Dataset content:

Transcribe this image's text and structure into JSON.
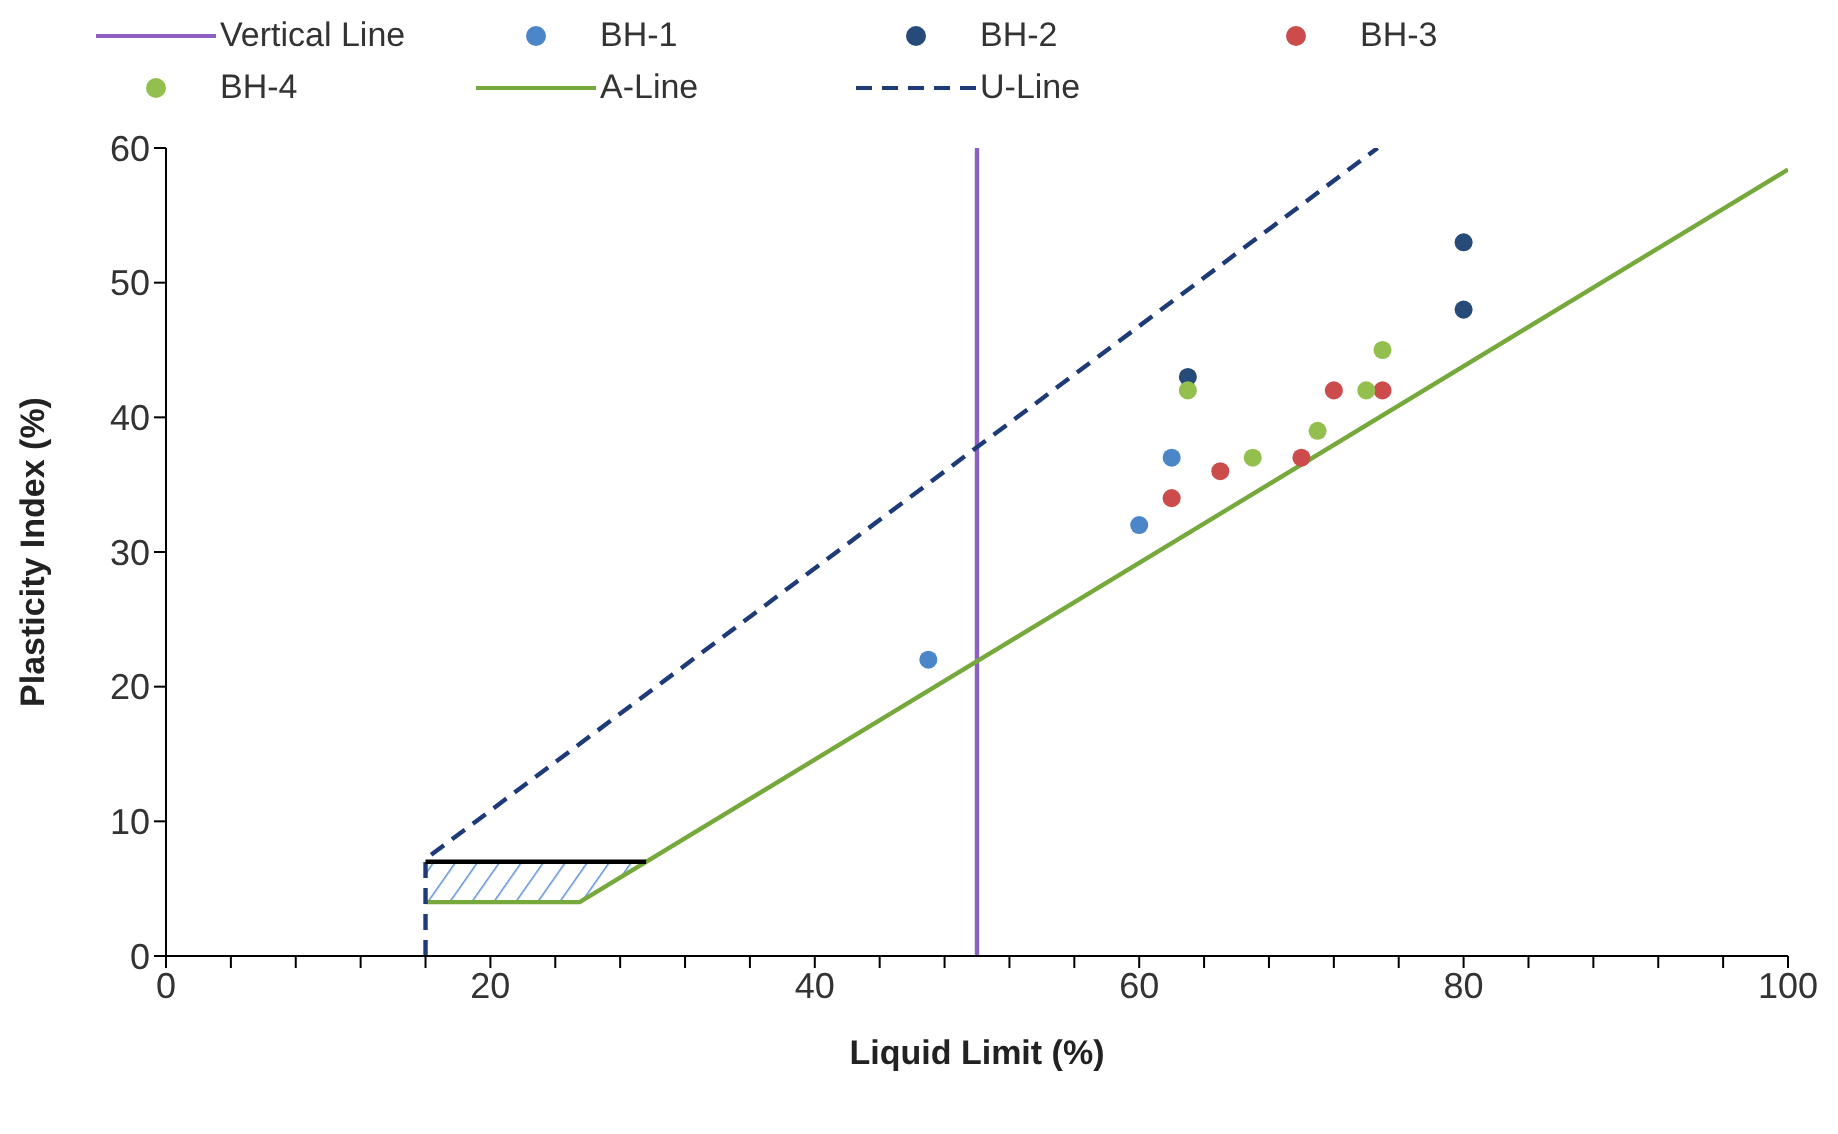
{
  "chart_data": {
    "type": "scatter",
    "xlabel": "Liquid Limit (%)",
    "ylabel": "Plasticity Index (%)",
    "xlim": [
      0,
      100
    ],
    "ylim": [
      0,
      60
    ],
    "xticks": [
      0,
      {
        "value": 4,
        "label": null
      },
      {
        "value": 8,
        "label": null
      },
      {
        "value": 12,
        "label": null
      },
      {
        "value": 16,
        "label": null
      },
      20,
      {
        "value": 24,
        "label": null
      },
      {
        "value": 28,
        "label": null
      },
      {
        "value": 32,
        "label": null
      },
      {
        "value": 36,
        "label": null
      },
      40,
      {
        "value": 44,
        "label": null
      },
      {
        "value": 48,
        "label": null
      },
      {
        "value": 52,
        "label": null
      },
      {
        "value": 56,
        "label": null
      },
      60,
      {
        "value": 64,
        "label": null
      },
      {
        "value": 68,
        "label": null
      },
      {
        "value": 72,
        "label": null
      },
      {
        "value": 76,
        "label": null
      },
      80,
      {
        "value": 84,
        "label": null
      },
      {
        "value": 88,
        "label": null
      },
      {
        "value": 92,
        "label": null
      },
      {
        "value": 96,
        "label": null
      },
      100
    ],
    "yticks": [
      0,
      10,
      20,
      30,
      40,
      50,
      60
    ],
    "grid": false,
    "legend": "top",
    "marker": "circle",
    "series": [
      {
        "name": "Vertical Line",
        "type": "line",
        "color": "#8e5fc2",
        "x": [
          50,
          50
        ],
        "values": [
          0,
          60
        ],
        "marker": "none",
        "line_style": "solid"
      },
      {
        "name": "BH-1",
        "color": "#4a86c8",
        "x": [
          47,
          60,
          62
        ],
        "values": [
          22,
          32,
          37
        ]
      },
      {
        "name": "BH-2",
        "color": "#264b78",
        "x": [
          63,
          80,
          80
        ],
        "values": [
          43,
          53,
          48
        ]
      },
      {
        "name": "BH-3",
        "color": "#cc4b4b",
        "x": [
          62,
          65,
          70,
          72,
          75
        ],
        "values": [
          34,
          36,
          37,
          42,
          42
        ]
      },
      {
        "name": "BH-4",
        "color": "#93bf4f",
        "x": [
          63,
          67,
          71,
          74,
          75
        ],
        "values": [
          42,
          37,
          39,
          42,
          45
        ]
      },
      {
        "name": "A-Line",
        "type": "line",
        "color": "#77a83c",
        "x": [
          16,
          25.5,
          100
        ],
        "values": [
          4,
          4,
          58.4
        ],
        "marker": "none",
        "line_style": "solid"
      },
      {
        "name": "U-Line",
        "type": "line",
        "color": "#1f3a78",
        "x": [
          16,
          16,
          74.7
        ],
        "values": [
          0,
          7.2,
          60
        ],
        "marker": "none",
        "line_style": "dashed"
      },
      {
        "type": "line",
        "color": "#000000",
        "x": [
          16,
          25.5,
          29.6
        ],
        "values": [
          7,
          7,
          7
        ],
        "lower": [
          4,
          4,
          7
        ],
        "upper": [
          7,
          7,
          7
        ],
        "marker": "none",
        "line_style": "solid"
      }
    ]
  }
}
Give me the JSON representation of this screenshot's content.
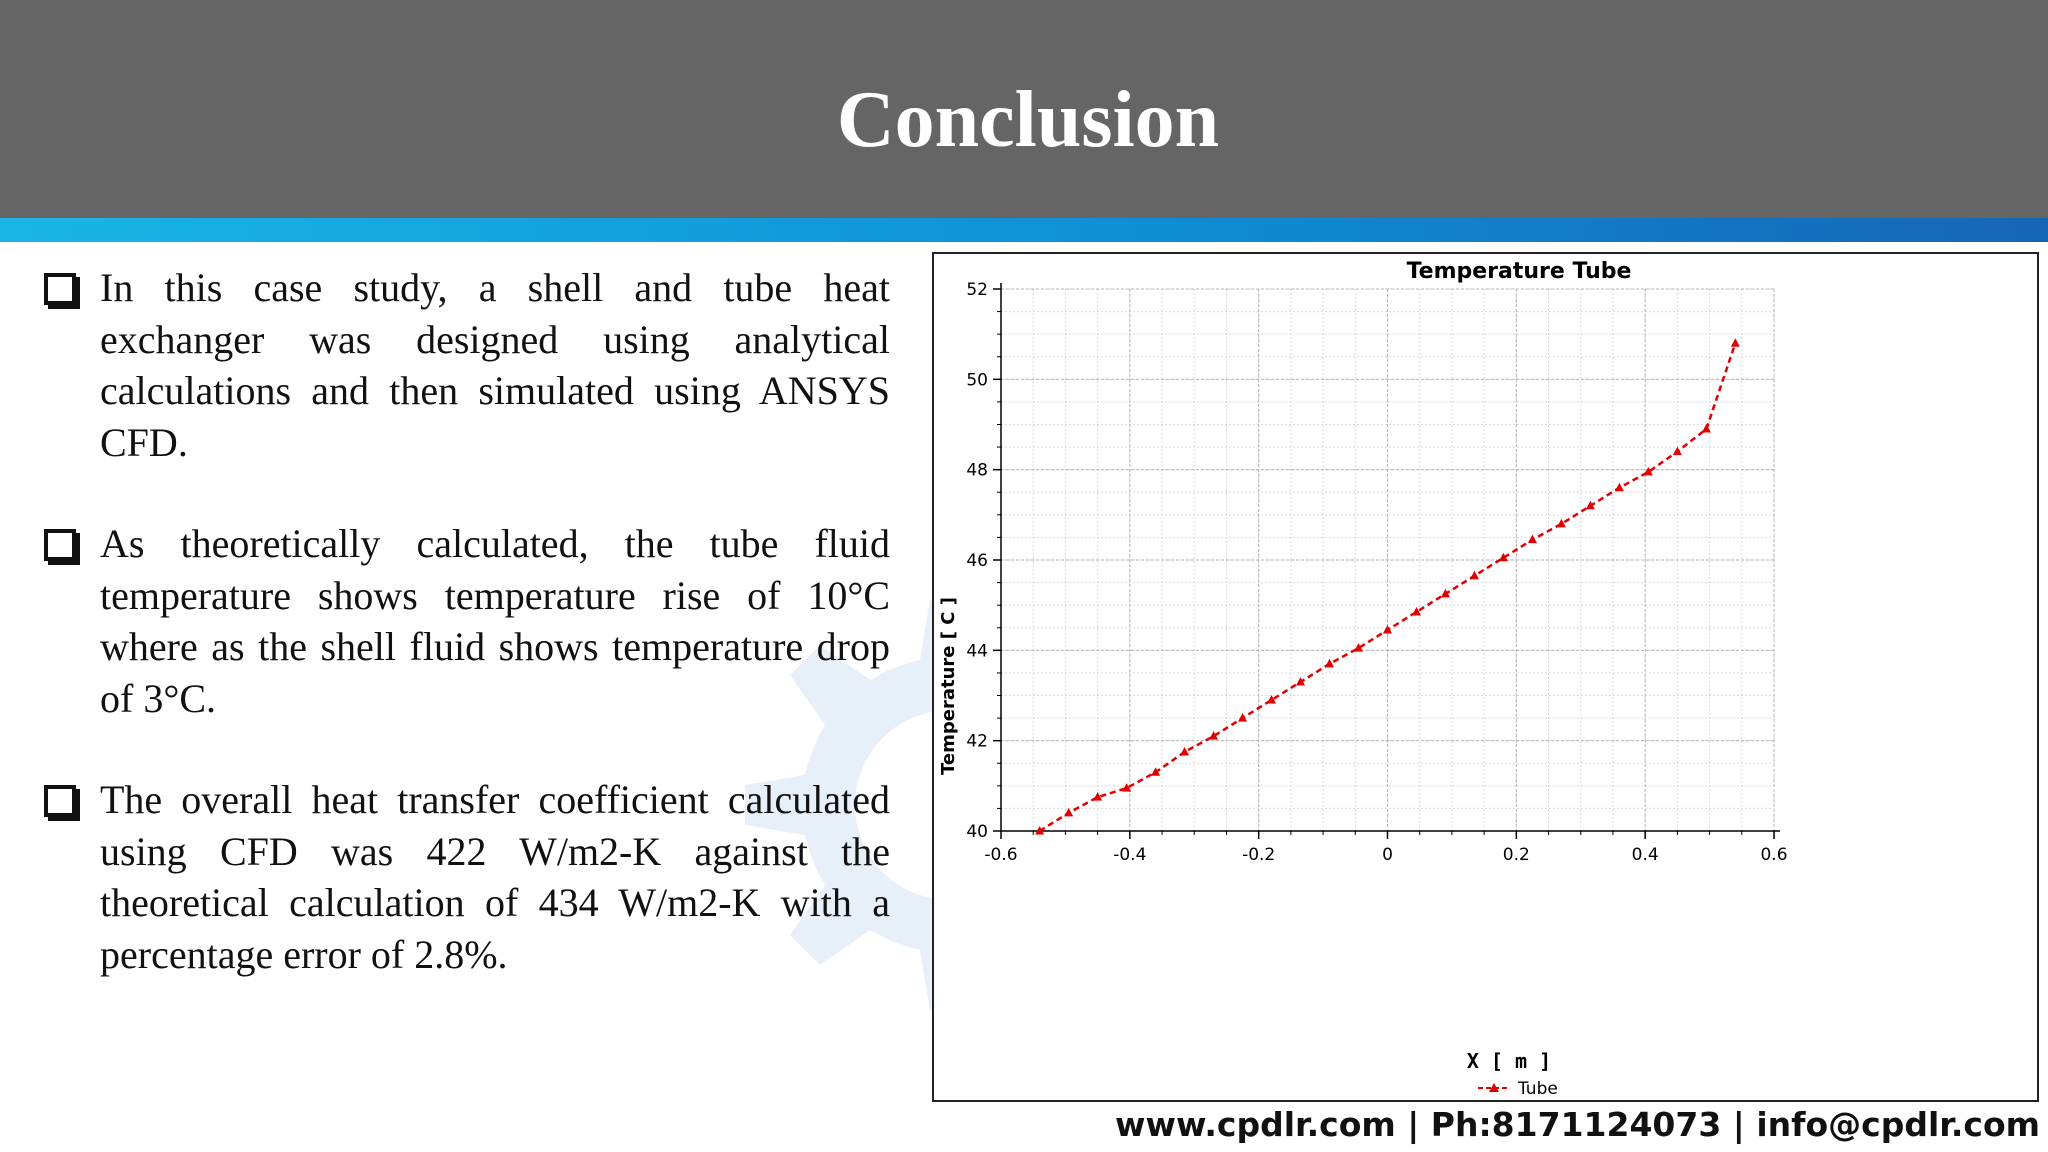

Exercise: Repeat the material above verbatim. Leave the pictures behind.

Output for this exercise:
Transcribe this image's text and structure into JSON.
{
  "chart_data": {
    "type": "scatter",
    "xlabel": "Liquid Limit (%)",
    "ylabel": "Plasticity Index (%)",
    "xlim": [
      0,
      100
    ],
    "ylim": [
      0,
      60
    ],
    "xticks": [
      0,
      {
        "value": 4,
        "label": null
      },
      {
        "value": 8,
        "label": null
      },
      {
        "value": 12,
        "label": null
      },
      {
        "value": 16,
        "label": null
      },
      20,
      {
        "value": 24,
        "label": null
      },
      {
        "value": 28,
        "label": null
      },
      {
        "value": 32,
        "label": null
      },
      {
        "value": 36,
        "label": null
      },
      40,
      {
        "value": 44,
        "label": null
      },
      {
        "value": 48,
        "label": null
      },
      {
        "value": 52,
        "label": null
      },
      {
        "value": 56,
        "label": null
      },
      60,
      {
        "value": 64,
        "label": null
      },
      {
        "value": 68,
        "label": null
      },
      {
        "value": 72,
        "label": null
      },
      {
        "value": 76,
        "label": null
      },
      80,
      {
        "value": 84,
        "label": null
      },
      {
        "value": 88,
        "label": null
      },
      {
        "value": 92,
        "label": null
      },
      {
        "value": 96,
        "label": null
      },
      100
    ],
    "yticks": [
      0,
      10,
      20,
      30,
      40,
      50,
      60
    ],
    "grid": false,
    "legend": "top",
    "marker": "circle",
    "series": [
      {
        "name": "Vertical Line",
        "type": "line",
        "color": "#8e5fc2",
        "x": [
          50,
          50
        ],
        "values": [
          0,
          60
        ],
        "marker": "none",
        "line_style": "solid"
      },
      {
        "name": "BH-1",
        "color": "#4a86c8",
        "x": [
          47,
          60,
          62
        ],
        "values": [
          22,
          32,
          37
        ]
      },
      {
        "name": "BH-2",
        "color": "#264b78",
        "x": [
          63,
          80,
          80
        ],
        "values": [
          43,
          53,
          48
        ]
      },
      {
        "name": "BH-3",
        "color": "#cc4b4b",
        "x": [
          62,
          65,
          70,
          72,
          75
        ],
        "values": [
          34,
          36,
          37,
          42,
          42
        ]
      },
      {
        "name": "BH-4",
        "color": "#93bf4f",
        "x": [
          63,
          67,
          71,
          74,
          75
        ],
        "values": [
          42,
          37,
          39,
          42,
          45
        ]
      },
      {
        "name": "A-Line",
        "type": "line",
        "color": "#77a83c",
        "x": [
          16,
          25.5,
          100
        ],
        "values": [
          4,
          4,
          58.4
        ],
        "marker": "none",
        "line_style": "solid"
      },
      {
        "name": "U-Line",
        "type": "line",
        "color": "#1f3a78",
        "x": [
          16,
          16,
          74.7
        ],
        "values": [
          0,
          7.2,
          60
        ],
        "marker": "none",
        "line_style": "dashed"
      },
      {
        "type": "line",
        "color": "#000000",
        "x": [
          16,
          25.5,
          29.6
        ],
        "values": [
          7,
          7,
          7
        ],
        "lower": [
          4,
          4,
          7
        ],
        "upper": [
          7,
          7,
          7
        ],
        "marker": "none",
        "line_style": "solid"
      }
    ]
  }
}
Give me the JSON representation of this screenshot's content.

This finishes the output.